Exercise aim:
Keep only the lines where "problem" appears.

Supplied entries:
____________

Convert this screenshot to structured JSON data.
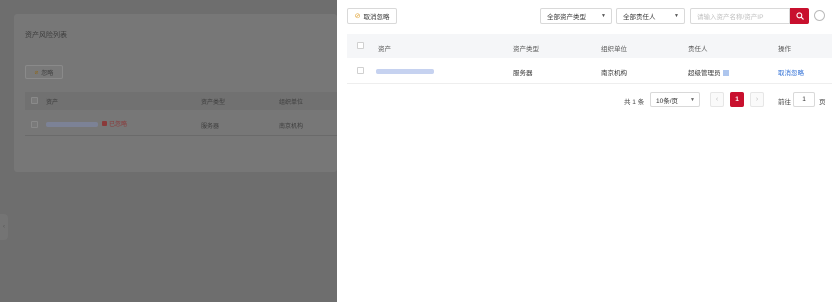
{
  "background": {
    "page_title": "资产风险列表",
    "ignore_button": "忽略",
    "columns": [
      "资产",
      "资产类型",
      "组织单位"
    ],
    "row": {
      "tag": "已忽略",
      "type": "服务器",
      "org": "南京机构"
    }
  },
  "drawer": {
    "toolbar": {
      "cancel_ignore": "取消忽略",
      "asset_type_select": "全部资产类型",
      "owner_select": "全部责任人",
      "search_placeholder": "请输入资产名称/资产IP"
    },
    "table": {
      "columns": [
        "资产",
        "资产类型",
        "组织单位",
        "责任人",
        "操作"
      ],
      "rows": [
        {
          "type": "服务器",
          "org": "南京机构",
          "owner": "超级管理员",
          "action": "取消忽略"
        }
      ]
    },
    "pagination": {
      "total": "共 1 条",
      "page_size": "10条/页",
      "current_page": "1",
      "goto_label": "前往",
      "goto_value": "1",
      "page_unit": "页"
    }
  },
  "colors": {
    "primary": "#c8102e",
    "link": "#2f6fd6",
    "overlay": "#6b6b6b"
  }
}
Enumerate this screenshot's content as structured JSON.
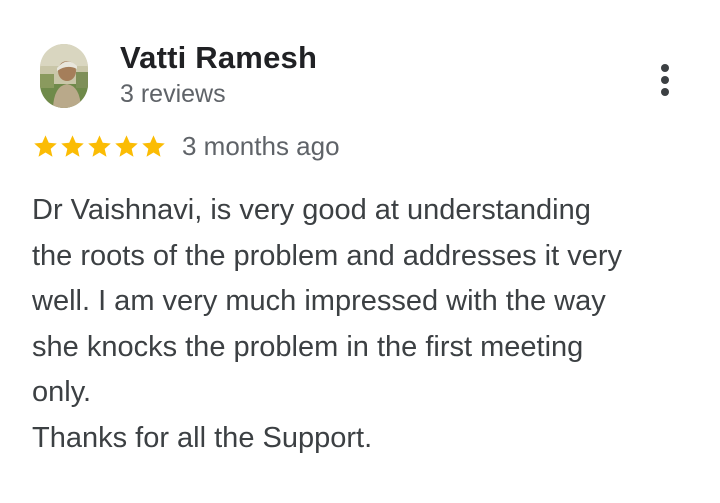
{
  "reviewer": {
    "name": "Vatti Ramesh",
    "review_count": "3 reviews",
    "avatar_icon": "user-photo-avatar"
  },
  "menu": {
    "icon": "more-vert-icon"
  },
  "rating": {
    "stars": 5,
    "max_stars": 5,
    "star_color": "#FBBC04",
    "date": "3 months ago"
  },
  "review": {
    "lines": [
      "Dr Vaishnavi, is very good at understanding",
      "the roots of the problem and addresses it very",
      "well. I am very much impressed with the way",
      "she knocks the problem in the first meeting",
      "only.",
      "Thanks for all the Support."
    ]
  },
  "colors": {
    "name_text": "#202124",
    "secondary_text": "#5f6368",
    "body_text": "#3c4043",
    "background": "#ffffff"
  }
}
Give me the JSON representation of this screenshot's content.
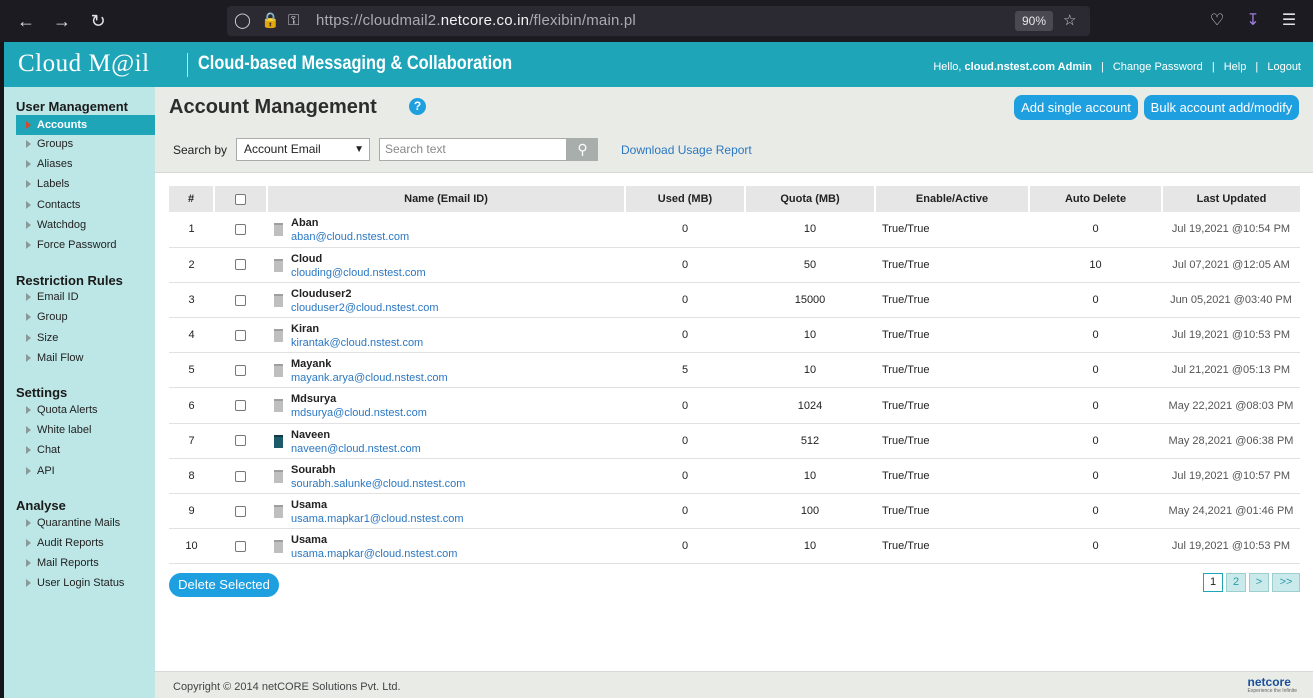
{
  "browser": {
    "url_prefix": "https://cloudmail2.",
    "url_domain": "netcore.co.in",
    "url_path": "/flexibin/main.pl",
    "zoom": "90%"
  },
  "header": {
    "logo": "Cloud M@il",
    "tagline": "Cloud-based Messaging & Collaboration",
    "hello": "Hello,",
    "user": "cloud.nstest.com Admin",
    "change_password": "Change Password",
    "help": "Help",
    "logout": "Logout"
  },
  "sidebar": {
    "sections": [
      {
        "title": "User Management",
        "items": [
          "Accounts",
          "Groups",
          "Aliases",
          "Labels",
          "Contacts",
          "Watchdog",
          "Force Password"
        ]
      },
      {
        "title": "Restriction Rules",
        "items": [
          "Email ID",
          "Group",
          "Size",
          "Mail Flow"
        ]
      },
      {
        "title": "Settings",
        "items": [
          "Quota Alerts",
          "White label",
          "Chat",
          "API"
        ]
      },
      {
        "title": "Analyse",
        "items": [
          "Quarantine Mails",
          "Audit Reports",
          "Mail Reports",
          "User Login Status"
        ]
      }
    ]
  },
  "main": {
    "title": "Account Management",
    "add_single": "Add single account",
    "bulk": "Bulk account add/modify",
    "search_by": "Search by",
    "search_field": "Account Email",
    "search_placeholder": "Search text",
    "download_report": "Download Usage Report",
    "delete_selected": "Delete Selected"
  },
  "table": {
    "headers": [
      "#",
      "",
      "Name (Email ID)",
      "Used (MB)",
      "Quota (MB)",
      "Enable/Active",
      "Auto Delete",
      "Last Updated"
    ],
    "rows": [
      {
        "num": "1",
        "name": "Aban",
        "email": "aban@cloud.nstest.com",
        "used": "0",
        "quota": "10",
        "enable": "True/True",
        "auto_delete": "0",
        "updated": "Jul 19,2021 @10:54 PM"
      },
      {
        "num": "2",
        "name": "Cloud",
        "email": "clouding@cloud.nstest.com",
        "used": "0",
        "quota": "50",
        "enable": "True/True",
        "auto_delete": "10",
        "updated": "Jul 07,2021 @12:05 AM"
      },
      {
        "num": "3",
        "name": "Clouduser2",
        "email": "clouduser2@cloud.nstest.com",
        "used": "0",
        "quota": "15000",
        "enable": "True/True",
        "auto_delete": "0",
        "updated": "Jun 05,2021 @03:40 PM"
      },
      {
        "num": "4",
        "name": "Kiran",
        "email": "kirantak@cloud.nstest.com",
        "used": "0",
        "quota": "10",
        "enable": "True/True",
        "auto_delete": "0",
        "updated": "Jul 19,2021 @10:53 PM"
      },
      {
        "num": "5",
        "name": "Mayank",
        "email": "mayank.arya@cloud.nstest.com",
        "used": "5",
        "quota": "10",
        "enable": "True/True",
        "auto_delete": "0",
        "updated": "Jul 21,2021 @05:13 PM"
      },
      {
        "num": "6",
        "name": "Mdsurya",
        "email": "mdsurya@cloud.nstest.com",
        "used": "0",
        "quota": "1024",
        "enable": "True/True",
        "auto_delete": "0",
        "updated": "May 22,2021 @08:03 PM"
      },
      {
        "num": "7",
        "name": "Naveen",
        "email": "naveen@cloud.nstest.com",
        "used": "0",
        "quota": "512",
        "enable": "True/True",
        "auto_delete": "0",
        "updated": "May 28,2021 @06:38 PM"
      },
      {
        "num": "8",
        "name": "Sourabh",
        "email": "sourabh.salunke@cloud.nstest.com",
        "used": "0",
        "quota": "10",
        "enable": "True/True",
        "auto_delete": "0",
        "updated": "Jul 19,2021 @10:57 PM"
      },
      {
        "num": "9",
        "name": "Usama",
        "email": "usama.mapkar1@cloud.nstest.com",
        "used": "0",
        "quota": "100",
        "enable": "True/True",
        "auto_delete": "0",
        "updated": "May 24,2021 @01:46 PM"
      },
      {
        "num": "10",
        "name": "Usama",
        "email": "usama.mapkar@cloud.nstest.com",
        "used": "0",
        "quota": "10",
        "enable": "True/True",
        "auto_delete": "0",
        "updated": "Jul 19,2021 @10:53 PM"
      }
    ]
  },
  "pagination": [
    "1",
    "2",
    ">",
    ">>"
  ],
  "footer": {
    "copyright": "Copyright © 2014 netCORE Solutions Pvt. Ltd.",
    "brand": "netcore",
    "brand_tagline": "Experience the Infinite"
  },
  "colors": {
    "teal": "#1ea5b8",
    "sidebar": "#bde6e6",
    "button_blue": "#1e9fe0",
    "link": "#2a77c2"
  }
}
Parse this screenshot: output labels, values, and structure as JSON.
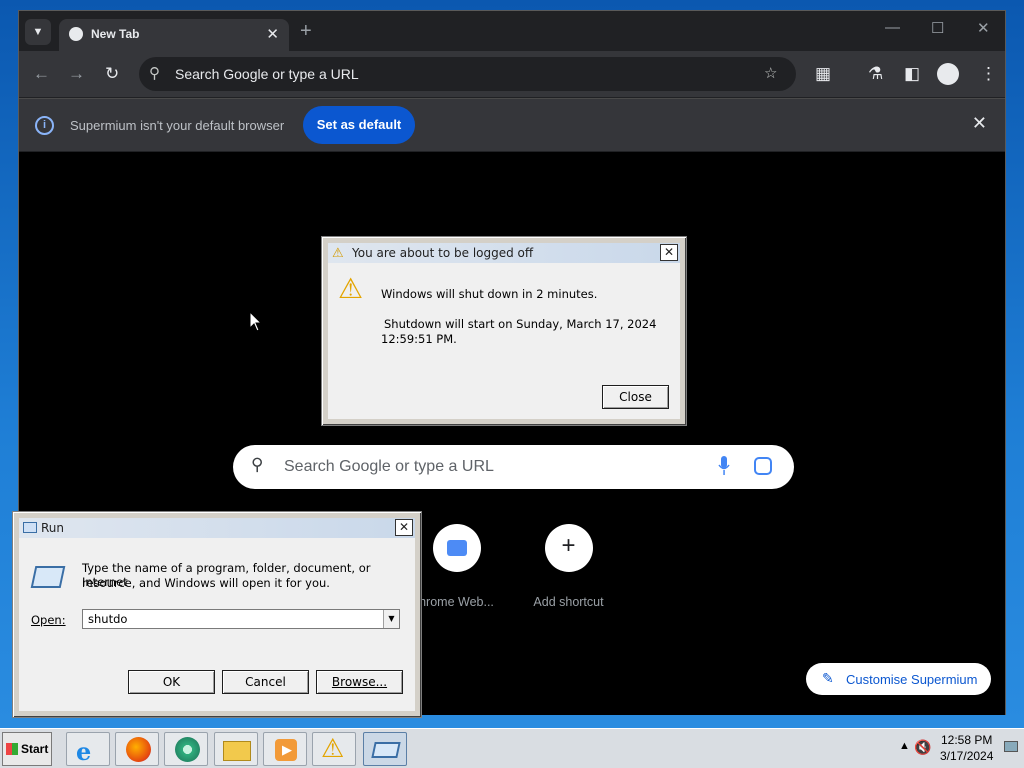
{
  "browser": {
    "tab_title": "New Tab",
    "new_tab": "+",
    "omnibox_placeholder": "Search Google or type a URL",
    "infobar_message": "Supermium isn't your default browser",
    "set_default_label": "Set as default",
    "ntp_search_placeholder": "Search Google or type a URL",
    "shortcuts": [
      {
        "label": "hrome Web..."
      },
      {
        "label": "Add shortcut",
        "symbol": "+"
      }
    ],
    "customise_label": "Customise Supermium"
  },
  "logoff_dialog": {
    "title": "You are about to be logged off",
    "line1": "Windows will shut down in 2 minutes.",
    "line2": "Shutdown will start on Sunday, March 17, 2024",
    "line3": "12:59:51 PM.",
    "close_label": "Close"
  },
  "run_dialog": {
    "title": "Run",
    "description_line1": "Type the name of a program, folder, document, or Internet",
    "description_line2": "resource, and Windows will open it for you.",
    "open_label": "Open:",
    "open_value": "shutdo",
    "ok_label": "OK",
    "cancel_label": "Cancel",
    "browse_label": "Browse..."
  },
  "taskbar": {
    "start_label": "Start",
    "apps": [
      "internet-explorer-icon",
      "firefox-icon",
      "supermium-icon",
      "file-explorer-icon",
      "media-player-icon",
      "warning-icon",
      "run-icon"
    ],
    "time": "12:58 PM",
    "date": "3/17/2024"
  },
  "colors": {
    "accent": "#0b57d0",
    "ntp_background": "#000000",
    "toolbar": "#35363a"
  }
}
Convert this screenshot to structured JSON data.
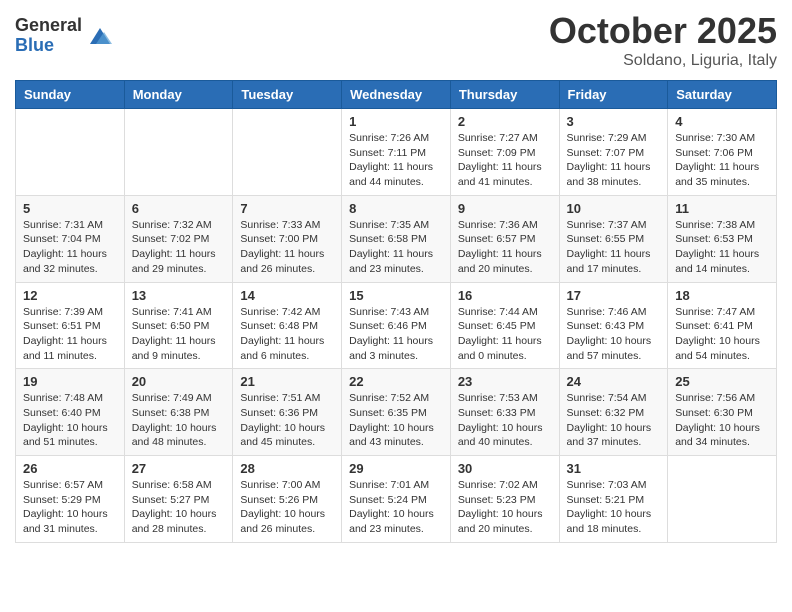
{
  "header": {
    "logo_general": "General",
    "logo_blue": "Blue",
    "main_title": "October 2025",
    "subtitle": "Soldano, Liguria, Italy"
  },
  "weekdays": [
    "Sunday",
    "Monday",
    "Tuesday",
    "Wednesday",
    "Thursday",
    "Friday",
    "Saturday"
  ],
  "weeks": [
    [
      {
        "day": "",
        "sunrise": "",
        "sunset": "",
        "daylight": ""
      },
      {
        "day": "",
        "sunrise": "",
        "sunset": "",
        "daylight": ""
      },
      {
        "day": "",
        "sunrise": "",
        "sunset": "",
        "daylight": ""
      },
      {
        "day": "1",
        "sunrise": "7:26 AM",
        "sunset": "7:11 PM",
        "daylight": "11 hours and 44 minutes."
      },
      {
        "day": "2",
        "sunrise": "7:27 AM",
        "sunset": "7:09 PM",
        "daylight": "11 hours and 41 minutes."
      },
      {
        "day": "3",
        "sunrise": "7:29 AM",
        "sunset": "7:07 PM",
        "daylight": "11 hours and 38 minutes."
      },
      {
        "day": "4",
        "sunrise": "7:30 AM",
        "sunset": "7:06 PM",
        "daylight": "11 hours and 35 minutes."
      }
    ],
    [
      {
        "day": "5",
        "sunrise": "7:31 AM",
        "sunset": "7:04 PM",
        "daylight": "11 hours and 32 minutes."
      },
      {
        "day": "6",
        "sunrise": "7:32 AM",
        "sunset": "7:02 PM",
        "daylight": "11 hours and 29 minutes."
      },
      {
        "day": "7",
        "sunrise": "7:33 AM",
        "sunset": "7:00 PM",
        "daylight": "11 hours and 26 minutes."
      },
      {
        "day": "8",
        "sunrise": "7:35 AM",
        "sunset": "6:58 PM",
        "daylight": "11 hours and 23 minutes."
      },
      {
        "day": "9",
        "sunrise": "7:36 AM",
        "sunset": "6:57 PM",
        "daylight": "11 hours and 20 minutes."
      },
      {
        "day": "10",
        "sunrise": "7:37 AM",
        "sunset": "6:55 PM",
        "daylight": "11 hours and 17 minutes."
      },
      {
        "day": "11",
        "sunrise": "7:38 AM",
        "sunset": "6:53 PM",
        "daylight": "11 hours and 14 minutes."
      }
    ],
    [
      {
        "day": "12",
        "sunrise": "7:39 AM",
        "sunset": "6:51 PM",
        "daylight": "11 hours and 11 minutes."
      },
      {
        "day": "13",
        "sunrise": "7:41 AM",
        "sunset": "6:50 PM",
        "daylight": "11 hours and 9 minutes."
      },
      {
        "day": "14",
        "sunrise": "7:42 AM",
        "sunset": "6:48 PM",
        "daylight": "11 hours and 6 minutes."
      },
      {
        "day": "15",
        "sunrise": "7:43 AM",
        "sunset": "6:46 PM",
        "daylight": "11 hours and 3 minutes."
      },
      {
        "day": "16",
        "sunrise": "7:44 AM",
        "sunset": "6:45 PM",
        "daylight": "11 hours and 0 minutes."
      },
      {
        "day": "17",
        "sunrise": "7:46 AM",
        "sunset": "6:43 PM",
        "daylight": "10 hours and 57 minutes."
      },
      {
        "day": "18",
        "sunrise": "7:47 AM",
        "sunset": "6:41 PM",
        "daylight": "10 hours and 54 minutes."
      }
    ],
    [
      {
        "day": "19",
        "sunrise": "7:48 AM",
        "sunset": "6:40 PM",
        "daylight": "10 hours and 51 minutes."
      },
      {
        "day": "20",
        "sunrise": "7:49 AM",
        "sunset": "6:38 PM",
        "daylight": "10 hours and 48 minutes."
      },
      {
        "day": "21",
        "sunrise": "7:51 AM",
        "sunset": "6:36 PM",
        "daylight": "10 hours and 45 minutes."
      },
      {
        "day": "22",
        "sunrise": "7:52 AM",
        "sunset": "6:35 PM",
        "daylight": "10 hours and 43 minutes."
      },
      {
        "day": "23",
        "sunrise": "7:53 AM",
        "sunset": "6:33 PM",
        "daylight": "10 hours and 40 minutes."
      },
      {
        "day": "24",
        "sunrise": "7:54 AM",
        "sunset": "6:32 PM",
        "daylight": "10 hours and 37 minutes."
      },
      {
        "day": "25",
        "sunrise": "7:56 AM",
        "sunset": "6:30 PM",
        "daylight": "10 hours and 34 minutes."
      }
    ],
    [
      {
        "day": "26",
        "sunrise": "6:57 AM",
        "sunset": "5:29 PM",
        "daylight": "10 hours and 31 minutes."
      },
      {
        "day": "27",
        "sunrise": "6:58 AM",
        "sunset": "5:27 PM",
        "daylight": "10 hours and 28 minutes."
      },
      {
        "day": "28",
        "sunrise": "7:00 AM",
        "sunset": "5:26 PM",
        "daylight": "10 hours and 26 minutes."
      },
      {
        "day": "29",
        "sunrise": "7:01 AM",
        "sunset": "5:24 PM",
        "daylight": "10 hours and 23 minutes."
      },
      {
        "day": "30",
        "sunrise": "7:02 AM",
        "sunset": "5:23 PM",
        "daylight": "10 hours and 20 minutes."
      },
      {
        "day": "31",
        "sunrise": "7:03 AM",
        "sunset": "5:21 PM",
        "daylight": "10 hours and 18 minutes."
      },
      {
        "day": "",
        "sunrise": "",
        "sunset": "",
        "daylight": ""
      }
    ]
  ],
  "labels": {
    "sunrise": "Sunrise:",
    "sunset": "Sunset:",
    "daylight": "Daylight:"
  }
}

____________

Written answer:
      "the roots of the problem and addresses it very",
      "she knocks the problem in the first meeting",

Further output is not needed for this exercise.